* start SUPPLIED MATERIAL *

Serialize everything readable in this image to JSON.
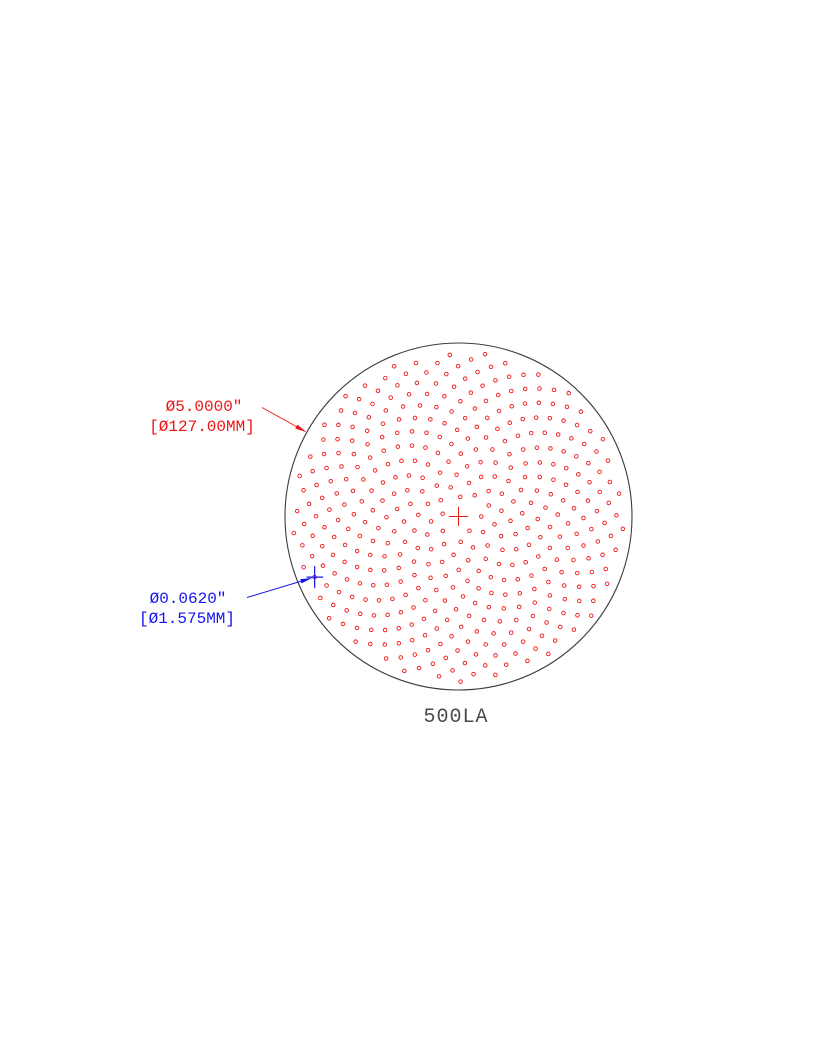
{
  "drawing": {
    "part_label": "500LA",
    "outer_dimension": {
      "line1": "Ø5.0000″",
      "line2": "[Ø127.00MM]"
    },
    "hole_dimension": {
      "line1": "Ø0.0620″",
      "line2": "[Ø1.575MM]"
    },
    "colors": {
      "dimension_red": "#f01414",
      "dimension_blue": "#1414f0",
      "hole_red": "#f01414",
      "disc_outline": "#3d3d3d",
      "part_label_text": "#4a4a4a"
    },
    "pattern": {
      "type": "phyllotaxis-spiral-hole-pattern",
      "hole_count": 421,
      "golden_angle_deg": 137.50776,
      "radial_scale": 8.05,
      "index_start": 4,
      "index_end": 424,
      "rotation_rad": 0.35,
      "chirality": -1
    }
  }
}
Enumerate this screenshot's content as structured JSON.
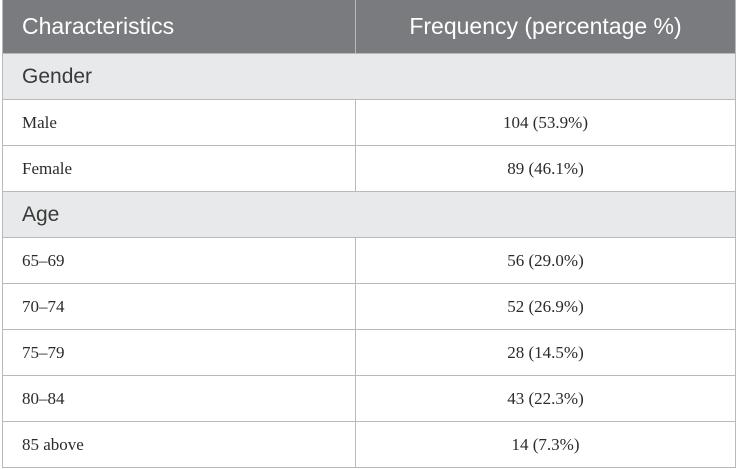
{
  "header": {
    "col1": "Characteristics",
    "col2": "Frequency (percentage %)"
  },
  "sections": [
    {
      "title": "Gender",
      "rows": [
        {
          "label": "Male",
          "value": "104 (53.9%)"
        },
        {
          "label": "Female",
          "value": "89 (46.1%)"
        }
      ]
    },
    {
      "title": "Age",
      "rows": [
        {
          "label": "65–69",
          "value": "56 (29.0%)"
        },
        {
          "label": "70–74",
          "value": "52 (26.9%)"
        },
        {
          "label": "75–79",
          "value": "28 (14.5%)"
        },
        {
          "label": "80–84",
          "value": "43 (22.3%)"
        },
        {
          "label": "85 above",
          "value": "14 (7.3%)"
        }
      ]
    }
  ]
}
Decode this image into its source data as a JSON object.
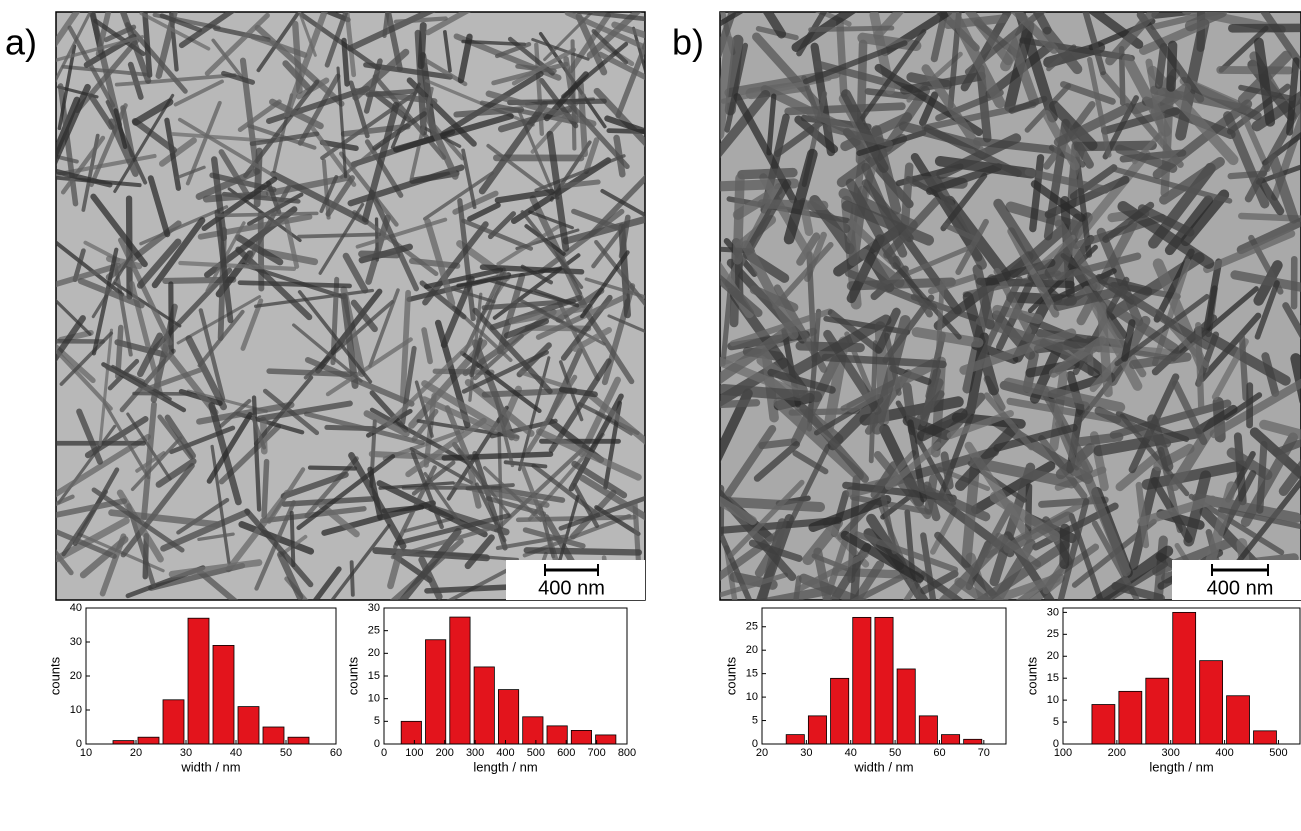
{
  "panels": [
    {
      "label": "a)",
      "scale_bar": "400 nm"
    },
    {
      "label": "b)",
      "scale_bar": "400 nm"
    }
  ],
  "chart_data": [
    {
      "type": "histogram",
      "x_label": "width / nm",
      "y_label": "counts",
      "color": "#e3141c",
      "bins": [
        15,
        20,
        25,
        30,
        35,
        40,
        45,
        50,
        55
      ],
      "counts": [
        1,
        2,
        13,
        37,
        29,
        11,
        5,
        2
      ],
      "xlim": [
        10,
        60
      ],
      "xticks": [
        10,
        20,
        30,
        40,
        50,
        60
      ],
      "ylim": [
        0,
        40
      ],
      "yticks": [
        0,
        10,
        20,
        30,
        40
      ]
    },
    {
      "type": "histogram",
      "x_label": "length / nm",
      "y_label": "counts",
      "color": "#e3141c",
      "bins": [
        50,
        130,
        210,
        290,
        370,
        450,
        530,
        610,
        690,
        770
      ],
      "counts": [
        5,
        23,
        28,
        17,
        12,
        6,
        4,
        3,
        2
      ],
      "xlim": [
        0,
        800
      ],
      "xticks": [
        0,
        100,
        200,
        300,
        400,
        500,
        600,
        700,
        800
      ],
      "ylim": [
        0,
        30
      ],
      "yticks": [
        0,
        5,
        10,
        15,
        20,
        25,
        30
      ]
    },
    {
      "type": "histogram",
      "x_label": "width / nm",
      "y_label": "counts",
      "color": "#e3141c",
      "bins": [
        25,
        30,
        35,
        40,
        45,
        50,
        55,
        60,
        65,
        70
      ],
      "counts": [
        2,
        6,
        14,
        27,
        27,
        16,
        6,
        2,
        1
      ],
      "xlim": [
        20,
        75
      ],
      "xticks": [
        20,
        30,
        40,
        50,
        60,
        70
      ],
      "ylim": [
        0,
        29
      ],
      "yticks": [
        0,
        5,
        10,
        15,
        20,
        25
      ]
    },
    {
      "type": "histogram",
      "x_label": "length / nm",
      "y_label": "counts",
      "color": "#e3141c",
      "bins": [
        150,
        200,
        250,
        300,
        350,
        400,
        450,
        500
      ],
      "counts": [
        9,
        12,
        15,
        30,
        19,
        11,
        3
      ],
      "xlim": [
        100,
        540
      ],
      "xticks": [
        100,
        200,
        300,
        400,
        500
      ],
      "ylim": [
        0,
        31
      ],
      "yticks": [
        0,
        5,
        10,
        15,
        20,
        25,
        30
      ]
    }
  ]
}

* end SUPPLIED MATERIAL *

- [TASK DETAILS] Omit the pictures. Transcribe every record exactly.

- [WRITTEN SOLUTION]
Serialize everything readable in this image to JSON.
{
  "drawing": {
    "part_label": "500LA",
    "outer_dimension": {
      "line1": "Ø5.0000″",
      "line2": "[Ø127.00MM]"
    },
    "hole_dimension": {
      "line1": "Ø0.0620″",
      "line2": "[Ø1.575MM]"
    },
    "colors": {
      "dimension_red": "#f01414",
      "dimension_blue": "#1414f0",
      "hole_red": "#f01414",
      "disc_outline": "#3d3d3d",
      "part_label_text": "#4a4a4a"
    },
    "pattern": {
      "type": "phyllotaxis-spiral-hole-pattern",
      "hole_count": 421,
      "golden_angle_deg": 137.50776,
      "radial_scale": 8.05,
      "index_start": 4,
      "index_end": 424,
      "rotation_rad": 0.35,
      "chirality": -1
    }
  }
}
Enumerate this screenshot's content as structured JSON.
{
  "header": {
    "col1": "Characteristics",
    "col2": "Frequency (percentage %)"
  },
  "sections": [
    {
      "title": "Gender",
      "rows": [
        {
          "label": "Male",
          "value": "104 (53.9%)"
        },
        {
          "label": "Female",
          "value": "89 (46.1%)"
        }
      ]
    },
    {
      "title": "Age",
      "rows": [
        {
          "label": "65–69",
          "value": "56 (29.0%)"
        },
        {
          "label": "70–74",
          "value": "52 (26.9%)"
        },
        {
          "label": "75–79",
          "value": "28 (14.5%)"
        },
        {
          "label": "80–84",
          "value": "43 (22.3%)"
        },
        {
          "label": "85 above",
          "value": "14 (7.3%)"
        }
      ]
    }
  ]
}
Decode this image into its source data as a JSON object.
{
  "panels": [
    {
      "label": "a)",
      "scale_bar": "400 nm"
    },
    {
      "label": "b)",
      "scale_bar": "400 nm"
    }
  ],
  "chart_data": [
    {
      "type": "histogram",
      "x_label": "width / nm",
      "y_label": "counts",
      "color": "#e3141c",
      "bins": [
        15,
        20,
        25,
        30,
        35,
        40,
        45,
        50,
        55
      ],
      "counts": [
        1,
        2,
        13,
        37,
        29,
        11,
        5,
        2
      ],
      "xlim": [
        10,
        60
      ],
      "xticks": [
        10,
        20,
        30,
        40,
        50,
        60
      ],
      "ylim": [
        0,
        40
      ],
      "yticks": [
        0,
        10,
        20,
        30,
        40
      ]
    },
    {
      "type": "histogram",
      "x_label": "length / nm",
      "y_label": "counts",
      "color": "#e3141c",
      "bins": [
        50,
        130,
        210,
        290,
        370,
        450,
        530,
        610,
        690,
        770
      ],
      "counts": [
        5,
        23,
        28,
        17,
        12,
        6,
        4,
        3,
        2
      ],
      "xlim": [
        0,
        800
      ],
      "xticks": [
        0,
        100,
        200,
        300,
        400,
        500,
        600,
        700,
        800
      ],
      "ylim": [
        0,
        30
      ],
      "yticks": [
        0,
        5,
        10,
        15,
        20,
        25,
        30
      ]
    },
    {
      "type": "histogram",
      "x_label": "width / nm",
      "y_label": "counts",
      "color": "#e3141c",
      "bins": [
        25,
        30,
        35,
        40,
        45,
        50,
        55,
        60,
        65,
        70
      ],
      "counts": [
        2,
        6,
        14,
        27,
        27,
        16,
        6,
        2,
        1
      ],
      "xlim": [
        20,
        75
      ],
      "xticks": [
        20,
        30,
        40,
        50,
        60,
        70
      ],
      "ylim": [
        0,
        29
      ],
      "yticks": [
        0,
        5,
        10,
        15,
        20,
        25
      ]
    },
    {
      "type": "histogram",
      "x_label": "length / nm",
      "y_label": "counts",
      "color": "#e3141c",
      "bins": [
        150,
        200,
        250,
        300,
        350,
        400,
        450,
        500
      ],
      "counts": [
        9,
        12,
        15,
        30,
        19,
        11,
        3
      ],
      "xlim": [
        100,
        540
      ],
      "xticks": [
        100,
        200,
        300,
        400,
        500
      ],
      "ylim": [
        0,
        31
      ],
      "yticks": [
        0,
        5,
        10,
        15,
        20,
        25,
        30
      ]
    }
  ]
}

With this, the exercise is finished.